Records
○ ○ ○

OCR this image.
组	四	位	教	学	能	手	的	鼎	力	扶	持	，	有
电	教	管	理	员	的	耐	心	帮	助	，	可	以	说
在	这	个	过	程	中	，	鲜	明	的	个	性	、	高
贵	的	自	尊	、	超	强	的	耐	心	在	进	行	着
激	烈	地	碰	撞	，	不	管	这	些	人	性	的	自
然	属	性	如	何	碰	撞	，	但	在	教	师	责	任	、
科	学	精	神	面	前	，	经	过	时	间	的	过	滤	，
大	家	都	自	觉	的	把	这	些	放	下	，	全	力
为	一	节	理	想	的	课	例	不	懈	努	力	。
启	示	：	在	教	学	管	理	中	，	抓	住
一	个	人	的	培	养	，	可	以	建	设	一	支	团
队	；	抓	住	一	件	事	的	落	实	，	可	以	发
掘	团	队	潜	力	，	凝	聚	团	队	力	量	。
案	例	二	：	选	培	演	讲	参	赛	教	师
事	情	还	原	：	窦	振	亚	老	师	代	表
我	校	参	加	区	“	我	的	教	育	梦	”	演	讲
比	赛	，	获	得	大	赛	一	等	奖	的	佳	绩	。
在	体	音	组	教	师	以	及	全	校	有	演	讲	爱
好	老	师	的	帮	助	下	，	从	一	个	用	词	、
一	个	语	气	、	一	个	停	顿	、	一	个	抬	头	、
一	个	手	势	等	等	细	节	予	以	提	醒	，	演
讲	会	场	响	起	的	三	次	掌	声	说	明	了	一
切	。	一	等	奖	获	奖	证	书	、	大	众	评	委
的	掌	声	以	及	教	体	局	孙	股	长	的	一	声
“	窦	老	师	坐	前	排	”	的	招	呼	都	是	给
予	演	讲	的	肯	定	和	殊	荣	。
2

○ ○ ○

* _Task objective_
Write the material out exactly, with nothing left out.

* _Result below_
OCR this image.
组	四	位	教	学	能	手	的	鼎	力	扶	持	，	有
电	教	管	理	员	的	耐	心	帮	助	，	可	以	说
在	这	个	过	程	中	，	鲜	明	的	个	性	、	高
贵	的	自	尊	、	超	强	的	耐	心	在	进	行	着
激	烈	地	碰	撞	，	不	管	这	些	人	性	的	自
然	属	性	如	何	碰	撞	，	但	在	教	师	责	任	、
科	学	精	神	面	前	，	经	过	时	间	的	过	滤	，
大	家	都	自	觉	的	把	这	些	放	下	，	全	力
为	一	节	理	想	的	课	例	不	懈	努	力	。
启	示	：	在	教	学	管	理	中	，	抓	住
一	个	人	的	培	养	，	可	以	建	设	一	支	团
队	；	抓	住	一	件	事	的	落	实	，	可	以	发
掘	团	队	潜	力	，	凝	聚	团	队	力	量	。
案	例	二	：	选	培	演	讲	参	赛	教	师
事	情	还	原	：	窦	振	亚	老	师	代	表
我	校	参	加	区	“	我	的	教	育	梦	”	演	讲
比	赛	，	获	得	大	赛	一	等	奖	的	佳	绩	。
在	体	音	组	教	师	以	及	全	校	有	演	讲	爱
好	老	师	的	帮	助	下	，	从	一	个	用	词	、
一	个	语	气	、	一	个	停	顿	、	一	个	抬	头	、
一	个	手	势	等	等	细	节	予	以	提	醒	，	演
讲	会	场	响	起	的	三	次	掌	声	说	明	了	一
切	。	一	等	奖	获	奖	证	书	、	大	众	评	委
的	掌	声	以	及	教	体	局	孙	股	长	的	一	声
“	窦	老	师	坐	前	排	”	的	招	呼	都	是	给
予	演	讲	的	肯	定	和	殊	荣	。
2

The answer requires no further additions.